Locate and copy each line in the data that contains the word "Blood".

* begin Extracted material *

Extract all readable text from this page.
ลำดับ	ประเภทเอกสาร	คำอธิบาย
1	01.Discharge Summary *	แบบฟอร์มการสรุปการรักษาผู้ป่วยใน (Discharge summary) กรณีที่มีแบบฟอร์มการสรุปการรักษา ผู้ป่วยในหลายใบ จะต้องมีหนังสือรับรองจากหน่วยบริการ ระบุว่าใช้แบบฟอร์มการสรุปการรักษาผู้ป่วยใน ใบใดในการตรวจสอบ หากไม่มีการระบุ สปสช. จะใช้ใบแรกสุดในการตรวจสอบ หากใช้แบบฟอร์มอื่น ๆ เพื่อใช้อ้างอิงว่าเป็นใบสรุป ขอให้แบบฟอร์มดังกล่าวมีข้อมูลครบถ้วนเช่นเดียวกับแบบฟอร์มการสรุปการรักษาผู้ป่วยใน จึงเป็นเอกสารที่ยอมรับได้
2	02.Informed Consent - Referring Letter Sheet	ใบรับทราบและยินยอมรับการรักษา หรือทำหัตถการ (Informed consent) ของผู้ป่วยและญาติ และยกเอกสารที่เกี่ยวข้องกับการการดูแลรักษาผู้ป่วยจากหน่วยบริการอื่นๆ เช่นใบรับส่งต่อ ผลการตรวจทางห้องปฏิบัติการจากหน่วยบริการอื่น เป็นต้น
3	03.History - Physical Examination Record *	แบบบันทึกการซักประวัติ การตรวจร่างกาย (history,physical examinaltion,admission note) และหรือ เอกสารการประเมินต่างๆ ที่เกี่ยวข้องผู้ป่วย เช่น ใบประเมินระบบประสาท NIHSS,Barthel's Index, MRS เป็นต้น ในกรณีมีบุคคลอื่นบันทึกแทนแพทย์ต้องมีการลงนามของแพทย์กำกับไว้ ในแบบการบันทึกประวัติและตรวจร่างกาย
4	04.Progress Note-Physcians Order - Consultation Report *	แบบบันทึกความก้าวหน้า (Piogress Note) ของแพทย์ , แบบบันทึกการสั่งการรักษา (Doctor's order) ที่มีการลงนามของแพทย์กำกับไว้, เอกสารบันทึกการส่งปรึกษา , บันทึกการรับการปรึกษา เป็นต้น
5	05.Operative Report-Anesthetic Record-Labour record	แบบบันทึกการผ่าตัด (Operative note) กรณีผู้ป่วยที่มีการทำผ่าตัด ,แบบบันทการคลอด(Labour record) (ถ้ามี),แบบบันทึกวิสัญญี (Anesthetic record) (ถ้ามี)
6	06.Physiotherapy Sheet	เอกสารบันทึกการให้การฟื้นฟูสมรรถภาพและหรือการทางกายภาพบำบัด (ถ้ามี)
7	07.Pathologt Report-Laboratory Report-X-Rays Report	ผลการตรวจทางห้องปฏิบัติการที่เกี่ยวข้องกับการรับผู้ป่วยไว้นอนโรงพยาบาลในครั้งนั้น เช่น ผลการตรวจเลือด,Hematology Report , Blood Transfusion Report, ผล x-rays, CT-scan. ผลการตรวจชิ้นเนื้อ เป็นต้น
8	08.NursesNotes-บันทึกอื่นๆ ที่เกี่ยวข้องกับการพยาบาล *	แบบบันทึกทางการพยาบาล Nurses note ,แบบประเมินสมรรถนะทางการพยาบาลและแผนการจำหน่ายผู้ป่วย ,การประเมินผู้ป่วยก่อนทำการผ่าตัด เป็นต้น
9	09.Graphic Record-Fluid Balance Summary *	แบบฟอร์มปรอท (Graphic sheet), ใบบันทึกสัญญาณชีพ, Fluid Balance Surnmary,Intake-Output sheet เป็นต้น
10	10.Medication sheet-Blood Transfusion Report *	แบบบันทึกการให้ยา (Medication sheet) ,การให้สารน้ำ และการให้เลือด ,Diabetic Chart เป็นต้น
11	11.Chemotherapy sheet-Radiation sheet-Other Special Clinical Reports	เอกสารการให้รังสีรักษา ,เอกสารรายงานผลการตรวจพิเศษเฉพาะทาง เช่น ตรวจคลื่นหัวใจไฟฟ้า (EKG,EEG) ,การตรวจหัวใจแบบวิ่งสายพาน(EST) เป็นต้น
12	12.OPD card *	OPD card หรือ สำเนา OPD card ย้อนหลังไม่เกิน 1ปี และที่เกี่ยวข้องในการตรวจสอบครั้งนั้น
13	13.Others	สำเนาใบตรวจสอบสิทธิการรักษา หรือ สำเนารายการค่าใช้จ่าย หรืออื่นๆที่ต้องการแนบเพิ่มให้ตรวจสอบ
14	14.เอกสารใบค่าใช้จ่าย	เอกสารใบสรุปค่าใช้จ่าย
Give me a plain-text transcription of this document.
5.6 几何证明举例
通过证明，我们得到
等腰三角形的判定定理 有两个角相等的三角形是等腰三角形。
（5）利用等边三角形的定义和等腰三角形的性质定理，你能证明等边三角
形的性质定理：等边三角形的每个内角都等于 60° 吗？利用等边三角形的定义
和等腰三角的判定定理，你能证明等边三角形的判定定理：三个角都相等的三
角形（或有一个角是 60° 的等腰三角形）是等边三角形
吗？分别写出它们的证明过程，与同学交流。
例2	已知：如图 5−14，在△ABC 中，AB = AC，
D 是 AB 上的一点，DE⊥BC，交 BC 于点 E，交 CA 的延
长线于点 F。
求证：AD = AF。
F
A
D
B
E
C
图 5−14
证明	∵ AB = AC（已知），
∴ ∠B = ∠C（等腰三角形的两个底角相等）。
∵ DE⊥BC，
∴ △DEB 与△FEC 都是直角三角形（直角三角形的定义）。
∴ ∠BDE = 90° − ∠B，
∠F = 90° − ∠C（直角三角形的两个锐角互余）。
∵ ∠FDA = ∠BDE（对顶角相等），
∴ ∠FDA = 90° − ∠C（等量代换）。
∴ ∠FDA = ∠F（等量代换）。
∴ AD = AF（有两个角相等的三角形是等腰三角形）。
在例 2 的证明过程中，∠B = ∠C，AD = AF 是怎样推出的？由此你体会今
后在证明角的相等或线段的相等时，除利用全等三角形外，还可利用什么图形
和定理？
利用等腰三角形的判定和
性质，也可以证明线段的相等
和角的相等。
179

* end Extracted material *

**Correct response**:
7	07.Pathologt Report-Laboratory Report-X-Rays Report	ผลการตรวจทางห้องปฏิบัติการที่เกี่ยวข้องกับการรับผู้ป่วยไว้นอนโรงพยาบาลในครั้งนั้น เช่น ผลการตรวจเลือด,Hematology Report , Blood Transfusion Report, ผล x-rays, CT-scan. ผลการตรวจชิ้นเนื้อ เป็นต้น
10	10.Medication sheet-Blood Transfusion Report *	แบบบันทึกการให้ยา (Medication sheet) ,การให้สารน้ำ และการให้เลือด ,Diabetic Chart เป็นต้น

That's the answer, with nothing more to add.